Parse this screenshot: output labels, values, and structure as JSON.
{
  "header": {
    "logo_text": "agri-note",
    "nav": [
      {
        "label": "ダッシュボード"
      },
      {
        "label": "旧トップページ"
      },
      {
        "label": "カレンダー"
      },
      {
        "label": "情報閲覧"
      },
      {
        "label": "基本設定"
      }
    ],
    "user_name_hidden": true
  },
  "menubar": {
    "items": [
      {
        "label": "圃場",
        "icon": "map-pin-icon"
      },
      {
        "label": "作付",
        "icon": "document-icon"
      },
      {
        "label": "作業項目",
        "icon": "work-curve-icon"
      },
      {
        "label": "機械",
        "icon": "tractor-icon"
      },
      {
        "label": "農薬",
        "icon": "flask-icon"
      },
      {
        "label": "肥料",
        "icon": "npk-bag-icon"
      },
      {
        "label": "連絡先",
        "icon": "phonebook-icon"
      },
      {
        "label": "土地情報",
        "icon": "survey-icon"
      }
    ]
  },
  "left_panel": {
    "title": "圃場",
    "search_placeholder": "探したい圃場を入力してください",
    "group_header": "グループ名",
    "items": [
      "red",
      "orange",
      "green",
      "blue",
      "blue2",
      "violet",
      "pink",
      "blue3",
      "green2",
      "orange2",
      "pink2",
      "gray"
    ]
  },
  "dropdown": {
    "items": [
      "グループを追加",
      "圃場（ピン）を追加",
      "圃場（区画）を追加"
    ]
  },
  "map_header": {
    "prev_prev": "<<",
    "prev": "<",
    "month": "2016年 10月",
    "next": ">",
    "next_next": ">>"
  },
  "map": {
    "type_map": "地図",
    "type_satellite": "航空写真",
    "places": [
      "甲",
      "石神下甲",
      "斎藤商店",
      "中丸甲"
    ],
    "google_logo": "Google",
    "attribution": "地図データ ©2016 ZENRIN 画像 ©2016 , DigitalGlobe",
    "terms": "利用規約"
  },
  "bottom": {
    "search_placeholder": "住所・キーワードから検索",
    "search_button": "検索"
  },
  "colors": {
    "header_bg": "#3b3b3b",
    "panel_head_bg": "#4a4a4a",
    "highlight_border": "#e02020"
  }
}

> [Goal]: Repeat each of the entries above precisely as given.

> [Correct output]:
Parse this screenshot: output labels, values, and structure as JSON.
{
  "header": {
    "logo_text": "agri-note",
    "nav": [
      {
        "label": "ダッシュボード"
      },
      {
        "label": "旧トップページ"
      },
      {
        "label": "カレンダー"
      },
      {
        "label": "情報閲覧"
      },
      {
        "label": "基本設定"
      }
    ],
    "user_name_hidden": true
  },
  "menubar": {
    "items": [
      {
        "label": "圃場",
        "icon": "map-pin-icon"
      },
      {
        "label": "作付",
        "icon": "document-icon"
      },
      {
        "label": "作業項目",
        "icon": "work-curve-icon"
      },
      {
        "label": "機械",
        "icon": "tractor-icon"
      },
      {
        "label": "農薬",
        "icon": "flask-icon"
      },
      {
        "label": "肥料",
        "icon": "npk-bag-icon"
      },
      {
        "label": "連絡先",
        "icon": "phonebook-icon"
      },
      {
        "label": "土地情報",
        "icon": "survey-icon"
      }
    ]
  },
  "left_panel": {
    "title": "圃場",
    "search_placeholder": "探したい圃場を入力してください",
    "group_header": "グループ名",
    "items": [
      "red",
      "orange",
      "green",
      "blue",
      "blue2",
      "violet",
      "pink",
      "blue3",
      "green2",
      "orange2",
      "pink2",
      "gray"
    ]
  },
  "dropdown": {
    "items": [
      "グループを追加",
      "圃場（ピン）を追加",
      "圃場（区画）を追加"
    ]
  },
  "map_header": {
    "prev_prev": "<<",
    "prev": "<",
    "month": "2016年 10月",
    "next": ">",
    "next_next": ">>"
  },
  "map": {
    "type_map": "地図",
    "type_satellite": "航空写真",
    "places": [
      "甲",
      "石神下甲",
      "斎藤商店",
      "中丸甲"
    ],
    "google_logo": "Google",
    "attribution": "地図データ ©2016 ZENRIN 画像 ©2016 , DigitalGlobe",
    "terms": "利用規約"
  },
  "bottom": {
    "search_placeholder": "住所・キーワードから検索",
    "search_button": "検索"
  },
  "colors": {
    "header_bg": "#3b3b3b",
    "panel_head_bg": "#4a4a4a",
    "highlight_border": "#e02020"
  }
}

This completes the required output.